▶ **Extract to read**:

* Begin *

At the time that my brothers, Wayne and Leon, were killed in a car accident,
they were 28 and 29 years old and I was 24. Growing up, I must admit
that I was not particularly close to them. They were good friends
as well as brothers and had similar interests that were mostly different
than mine. Like a lot of brothers and sisters, we teased and taunted
each other more than we showed our love. Even as young adults, I
don't recall haming many intimate conversations with either of them about
our goals or dreams. They did their "thing" and I did mine.
Then
came Friday, October 26, 1990. That evening , I was at my parents'
house studying for my master's degree. Both of them came by the house
before going out for the evening. Wayne had just gotten off work
and Leon had been with an uncle drinking at a bar all afternoon.
My parents drove my uncle home and warned my brothers that Wayne should
drive if they go out. Unfortunately, Wayne didn't stay sober for
very long either. I can't recall my conversation with my brothers
that night, but I do remember having the feeling that I was irritated with
them. I did not get an opportunity to say "Bye" when they left.
Later that evening, my parents saw a report on the 11:00 news that showed
a car in an accident on I-77 that looked just like my brother Leon's red
'69 Ford. After midnight, a police officer came over and told us
about the accident.
During
the weekend and until the funeral on Monday, I experienced a sadness so
overwhelming as to be at times unbearable. One minute I would be
calm, and then the next a huge surge of emotion would pour over me.

* End *

▶ **What the task requires**: Pick up the personal account of the two brothers killed in the 1990 car accident and continue it from its last sentence.

▶ **Information provided**:
* Begin *

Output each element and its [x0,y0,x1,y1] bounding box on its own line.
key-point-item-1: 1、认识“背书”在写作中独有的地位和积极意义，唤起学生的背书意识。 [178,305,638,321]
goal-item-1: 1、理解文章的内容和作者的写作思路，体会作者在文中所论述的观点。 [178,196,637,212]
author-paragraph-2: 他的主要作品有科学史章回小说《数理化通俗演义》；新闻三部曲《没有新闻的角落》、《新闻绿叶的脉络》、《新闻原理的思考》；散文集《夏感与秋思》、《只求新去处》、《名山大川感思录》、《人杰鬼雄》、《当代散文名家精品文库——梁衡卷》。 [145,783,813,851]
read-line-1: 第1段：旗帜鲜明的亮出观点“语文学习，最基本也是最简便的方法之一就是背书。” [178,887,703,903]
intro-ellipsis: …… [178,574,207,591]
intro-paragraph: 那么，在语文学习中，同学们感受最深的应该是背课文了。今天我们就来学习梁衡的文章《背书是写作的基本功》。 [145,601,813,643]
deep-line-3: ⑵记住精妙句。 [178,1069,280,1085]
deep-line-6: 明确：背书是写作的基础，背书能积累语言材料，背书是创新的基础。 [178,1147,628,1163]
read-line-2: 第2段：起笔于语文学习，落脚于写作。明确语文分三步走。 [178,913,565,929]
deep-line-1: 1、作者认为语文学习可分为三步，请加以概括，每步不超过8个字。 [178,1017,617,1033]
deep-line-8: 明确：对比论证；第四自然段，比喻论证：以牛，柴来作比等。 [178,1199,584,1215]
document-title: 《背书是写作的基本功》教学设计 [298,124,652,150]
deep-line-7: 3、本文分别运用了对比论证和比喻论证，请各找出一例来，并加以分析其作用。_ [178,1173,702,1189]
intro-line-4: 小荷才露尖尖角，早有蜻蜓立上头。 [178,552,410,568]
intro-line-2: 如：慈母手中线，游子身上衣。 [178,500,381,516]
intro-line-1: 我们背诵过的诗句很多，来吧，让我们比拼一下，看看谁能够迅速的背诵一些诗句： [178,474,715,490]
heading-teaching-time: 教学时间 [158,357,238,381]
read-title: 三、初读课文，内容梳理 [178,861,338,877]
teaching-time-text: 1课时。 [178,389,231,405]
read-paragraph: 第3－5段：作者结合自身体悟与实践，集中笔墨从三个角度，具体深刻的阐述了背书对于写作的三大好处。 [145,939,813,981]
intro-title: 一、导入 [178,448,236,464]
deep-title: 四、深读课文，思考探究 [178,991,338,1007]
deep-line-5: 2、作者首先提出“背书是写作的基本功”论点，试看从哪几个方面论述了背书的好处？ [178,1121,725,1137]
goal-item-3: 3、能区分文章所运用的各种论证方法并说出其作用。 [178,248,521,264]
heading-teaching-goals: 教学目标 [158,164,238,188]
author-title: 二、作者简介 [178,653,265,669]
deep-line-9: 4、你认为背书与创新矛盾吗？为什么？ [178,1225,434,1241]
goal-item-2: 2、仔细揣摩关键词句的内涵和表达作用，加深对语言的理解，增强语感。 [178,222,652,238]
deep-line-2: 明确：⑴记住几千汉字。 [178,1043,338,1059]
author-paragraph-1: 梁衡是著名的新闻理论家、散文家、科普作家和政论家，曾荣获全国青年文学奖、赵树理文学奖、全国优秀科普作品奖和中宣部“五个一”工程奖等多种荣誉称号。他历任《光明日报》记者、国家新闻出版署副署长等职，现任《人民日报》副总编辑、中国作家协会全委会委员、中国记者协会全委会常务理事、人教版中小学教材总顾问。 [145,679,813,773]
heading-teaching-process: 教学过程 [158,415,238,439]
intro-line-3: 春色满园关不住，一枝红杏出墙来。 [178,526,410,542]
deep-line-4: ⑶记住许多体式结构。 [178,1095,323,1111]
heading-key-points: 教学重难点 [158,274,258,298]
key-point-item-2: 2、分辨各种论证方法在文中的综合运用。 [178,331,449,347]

* End *

▶ **Answer to this problem**:
I watched my parents cry, which is hard for a child to see. I thought,
"Why this? Why my family? How can this be happening?"
After the funeral, my family received dozens and dozens of cards, but only
a few were addressed to me or included a message for me. Was I forgotten.
Are siblings not suppose to feel grief?
Oddly enough,
a few days after the funeral, I remember thinking, "Well, I'm back to normal
now. All of that crying is over and I can get on with my life.
After all, it's not like I was all that close with my brothers."
I couldn't have been more wrong. A few weeks later, the grief came
crashing back down on me like a tidal wave. I guess you could say
that the shock stage was over and reality was setting in. Death is
permanent. They weren't coming back. Over the following year
or so, I would go into crying spells when I would see or think about something
that reminded me of them. I felt sad a lot. My mother even
made arrangements for me to talk to a pastor she knew in the city that
I had moved to because I was in such emotional pain. Fortunately,
it helped to talk to him. Perhaps there was more to my relationship
with my brothers than I had realized.
I
miss them deeply. I watched a lunar eclipse one night with Leon and
we shared an interest in astronomy. Wayne could always make me laugh.
They would fix my car. I want to hug them and tell them how much
I love them. Why didn't I do that when they were alive? While
bereaved parents wonder how to answer the question, "So, how many children
do you have?", we siblings have to contend with, "So how many brothers
and sisters do you have?" Don't people judge you as to whether you
are the oldest child, youngest child, or middle child? What are we
now? I grew up the youngest of three, the only daughter, and a little
sister. I don't have that identity any more. I am now an only
child. I miss the little girl in me who could look up to her
big brothers. The loss of my relationship with my brothers has left
and empty hole in my life that can never be filled. I've heard my
mother say that losing a child is like someone cutting off a part of your
body. Losing a sibling (or two) feels the same way.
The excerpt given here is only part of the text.